### Tasks for this exercise
1. According to the article on European elections, which incumbent did the Law and Justice Party's candidate defeat in Poland's presidential race?
2. Carry on the article on European elections from its final line.

━━ Page extract

Last week, in Poland, Andrzej Duda's Law and Justice Party celebrated its first national election win in a decade, after its candidate for the presidency defeated the incumbent Bronislaw Komorowski.
Duda has been pressing for a more assertive stance by Poland in the EU, demanding that Warsaw should "focus on its interests" and not those of its bigger partners like Germany or France, bastions of the EU machine.
When Italy does elections it puts political posters up in public squares. Take note Britain. pic.twitter.com/YxaMMV013x— Jon Narcross (@JonNarcross) May 26, 2015
In Spain, also last week, the ruling People's Party (PP) was severely crushed in regional and local elections after voters punished Prime Minister Mariano Rajoy for severe spending cuts. Opposition party Podemos, which was founded after the 2011-12 Spanish protests against inequality and corruption, made significant gains. The party is calling for reform of the EU in the form of changes to the Treaty of Lisbon.
Europe Is "Further Away From People"

━━━━
━━ Dataset extract

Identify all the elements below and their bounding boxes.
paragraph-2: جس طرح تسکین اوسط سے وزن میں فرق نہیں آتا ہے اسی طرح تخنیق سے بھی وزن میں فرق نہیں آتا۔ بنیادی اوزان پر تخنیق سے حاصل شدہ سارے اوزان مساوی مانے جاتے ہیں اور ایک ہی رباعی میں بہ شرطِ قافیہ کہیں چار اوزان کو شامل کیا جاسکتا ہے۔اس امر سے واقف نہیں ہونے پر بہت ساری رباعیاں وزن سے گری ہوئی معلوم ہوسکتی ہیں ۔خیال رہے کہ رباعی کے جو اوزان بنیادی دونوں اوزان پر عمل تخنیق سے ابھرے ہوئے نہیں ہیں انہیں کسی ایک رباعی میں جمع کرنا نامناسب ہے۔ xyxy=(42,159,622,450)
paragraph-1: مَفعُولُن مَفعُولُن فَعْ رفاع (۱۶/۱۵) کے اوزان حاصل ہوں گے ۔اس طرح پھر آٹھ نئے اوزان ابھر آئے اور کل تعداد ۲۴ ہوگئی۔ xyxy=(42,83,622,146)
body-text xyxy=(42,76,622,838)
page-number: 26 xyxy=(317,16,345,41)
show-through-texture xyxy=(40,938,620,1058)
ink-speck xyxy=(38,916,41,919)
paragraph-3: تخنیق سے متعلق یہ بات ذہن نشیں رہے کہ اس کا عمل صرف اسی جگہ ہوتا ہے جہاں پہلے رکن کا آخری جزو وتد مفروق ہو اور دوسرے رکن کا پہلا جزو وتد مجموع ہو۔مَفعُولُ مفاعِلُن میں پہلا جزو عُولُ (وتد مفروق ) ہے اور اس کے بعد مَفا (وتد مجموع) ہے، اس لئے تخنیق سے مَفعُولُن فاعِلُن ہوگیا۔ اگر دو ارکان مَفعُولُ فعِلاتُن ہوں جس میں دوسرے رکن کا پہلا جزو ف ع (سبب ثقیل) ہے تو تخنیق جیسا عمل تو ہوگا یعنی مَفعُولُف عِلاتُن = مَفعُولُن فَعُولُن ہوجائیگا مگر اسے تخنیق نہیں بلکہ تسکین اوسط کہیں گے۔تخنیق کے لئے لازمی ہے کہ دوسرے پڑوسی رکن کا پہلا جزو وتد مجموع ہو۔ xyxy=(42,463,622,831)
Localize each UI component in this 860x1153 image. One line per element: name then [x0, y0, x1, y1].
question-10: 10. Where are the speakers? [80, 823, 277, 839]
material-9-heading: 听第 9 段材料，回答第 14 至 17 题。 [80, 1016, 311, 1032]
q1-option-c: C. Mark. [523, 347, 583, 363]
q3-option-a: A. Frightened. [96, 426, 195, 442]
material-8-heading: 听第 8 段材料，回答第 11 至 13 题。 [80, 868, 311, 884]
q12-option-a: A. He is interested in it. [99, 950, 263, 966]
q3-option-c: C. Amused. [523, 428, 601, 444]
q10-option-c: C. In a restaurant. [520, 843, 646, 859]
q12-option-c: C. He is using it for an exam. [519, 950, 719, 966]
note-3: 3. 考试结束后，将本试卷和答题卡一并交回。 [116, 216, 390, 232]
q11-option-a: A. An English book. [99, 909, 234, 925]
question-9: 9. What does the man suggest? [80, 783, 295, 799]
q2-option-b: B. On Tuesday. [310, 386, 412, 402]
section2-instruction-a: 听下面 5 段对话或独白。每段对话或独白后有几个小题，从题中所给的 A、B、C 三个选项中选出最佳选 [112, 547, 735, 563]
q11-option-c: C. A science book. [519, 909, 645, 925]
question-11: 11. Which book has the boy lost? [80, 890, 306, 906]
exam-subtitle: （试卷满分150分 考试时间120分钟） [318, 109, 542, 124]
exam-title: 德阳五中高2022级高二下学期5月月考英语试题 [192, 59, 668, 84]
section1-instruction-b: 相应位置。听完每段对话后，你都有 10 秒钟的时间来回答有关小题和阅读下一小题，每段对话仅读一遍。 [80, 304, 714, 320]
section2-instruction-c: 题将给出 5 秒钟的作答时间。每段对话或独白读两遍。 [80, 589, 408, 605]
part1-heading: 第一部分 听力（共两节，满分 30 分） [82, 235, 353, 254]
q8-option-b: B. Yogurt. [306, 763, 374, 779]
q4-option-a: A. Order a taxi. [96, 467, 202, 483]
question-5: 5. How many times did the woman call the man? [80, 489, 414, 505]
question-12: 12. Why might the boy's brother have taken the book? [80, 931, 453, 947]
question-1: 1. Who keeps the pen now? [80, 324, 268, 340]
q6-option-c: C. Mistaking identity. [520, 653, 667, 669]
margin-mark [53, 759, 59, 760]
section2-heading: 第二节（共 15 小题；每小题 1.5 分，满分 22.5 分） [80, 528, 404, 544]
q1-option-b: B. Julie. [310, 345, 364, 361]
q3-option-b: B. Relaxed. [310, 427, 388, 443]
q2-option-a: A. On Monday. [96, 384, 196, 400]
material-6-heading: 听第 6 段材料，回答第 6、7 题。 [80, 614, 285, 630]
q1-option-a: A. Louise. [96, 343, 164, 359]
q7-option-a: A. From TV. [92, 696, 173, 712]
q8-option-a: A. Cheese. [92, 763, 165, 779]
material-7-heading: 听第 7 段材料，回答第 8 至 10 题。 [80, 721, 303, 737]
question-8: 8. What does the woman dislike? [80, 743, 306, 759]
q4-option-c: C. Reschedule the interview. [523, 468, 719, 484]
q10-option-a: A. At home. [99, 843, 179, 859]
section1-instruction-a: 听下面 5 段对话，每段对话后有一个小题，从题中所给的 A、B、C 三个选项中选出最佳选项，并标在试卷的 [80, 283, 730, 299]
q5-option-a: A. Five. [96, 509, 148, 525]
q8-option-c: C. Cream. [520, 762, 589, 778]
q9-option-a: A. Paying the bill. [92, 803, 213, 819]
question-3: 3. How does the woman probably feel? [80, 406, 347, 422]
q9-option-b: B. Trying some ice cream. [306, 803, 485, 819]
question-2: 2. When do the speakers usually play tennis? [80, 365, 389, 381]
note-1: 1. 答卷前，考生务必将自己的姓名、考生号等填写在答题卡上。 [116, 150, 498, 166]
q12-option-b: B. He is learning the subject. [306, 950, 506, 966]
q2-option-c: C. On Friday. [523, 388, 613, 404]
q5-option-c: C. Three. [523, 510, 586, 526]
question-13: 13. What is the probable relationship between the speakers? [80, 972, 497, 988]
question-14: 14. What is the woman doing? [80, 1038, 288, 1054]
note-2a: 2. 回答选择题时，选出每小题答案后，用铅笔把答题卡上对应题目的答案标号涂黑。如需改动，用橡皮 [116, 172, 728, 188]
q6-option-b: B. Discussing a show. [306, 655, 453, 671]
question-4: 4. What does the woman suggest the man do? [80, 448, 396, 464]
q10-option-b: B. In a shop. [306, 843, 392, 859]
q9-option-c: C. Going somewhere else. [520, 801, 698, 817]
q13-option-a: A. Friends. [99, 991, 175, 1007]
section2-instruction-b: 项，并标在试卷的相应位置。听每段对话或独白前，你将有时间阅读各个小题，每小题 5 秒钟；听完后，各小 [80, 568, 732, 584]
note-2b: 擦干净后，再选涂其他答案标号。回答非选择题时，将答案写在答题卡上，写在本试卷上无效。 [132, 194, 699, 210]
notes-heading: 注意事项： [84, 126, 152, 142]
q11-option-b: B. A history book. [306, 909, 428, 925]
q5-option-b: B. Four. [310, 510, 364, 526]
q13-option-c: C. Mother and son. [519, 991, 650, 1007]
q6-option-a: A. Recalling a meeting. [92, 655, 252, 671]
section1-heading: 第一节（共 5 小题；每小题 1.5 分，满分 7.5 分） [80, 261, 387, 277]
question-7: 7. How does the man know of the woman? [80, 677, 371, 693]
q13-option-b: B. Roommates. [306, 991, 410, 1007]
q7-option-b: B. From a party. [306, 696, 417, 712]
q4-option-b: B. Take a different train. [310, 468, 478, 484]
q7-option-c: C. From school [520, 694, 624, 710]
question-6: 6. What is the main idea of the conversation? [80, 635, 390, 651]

━━━━

### Results
1. Bronislaw Komorowski

2.
In the UK, in early May, the anti-Europe UKIP Party won 12.6 percent of the vote, with 3.9 million backers, demonstrating a huge rise in Euroscepticism in the UK, which is due to hold an In-Out referendum of its membership of the EU by the end of 2017.
All the recent election results show a growing disapproval of the Brussels machine, as well as a fall in the popularity of the establishment in many countries.
Josef Janning, Senior Policy Fellow at the European Council on Foreign Relations said in a recent briefing: "German Chancellor Angela Merkel's struggles to keep the European Union moving ahead have become more demanding: after the presidential elections in Poland and regional elections in Spain.
"The feelings of estrangement with the national political class easily extends into a negative judgement on the European policy process, which is further away from people, less understood by them, and a traditional scapegoat in the political discourses voters are part of."
"To analysts and campaign planners alike, the profound transformation of party systems in the post-divided and pre-federal Europe still remains a puzzle of too many pieces. It has become evident that traditional party structures are withering away everywhere," wrote Janning.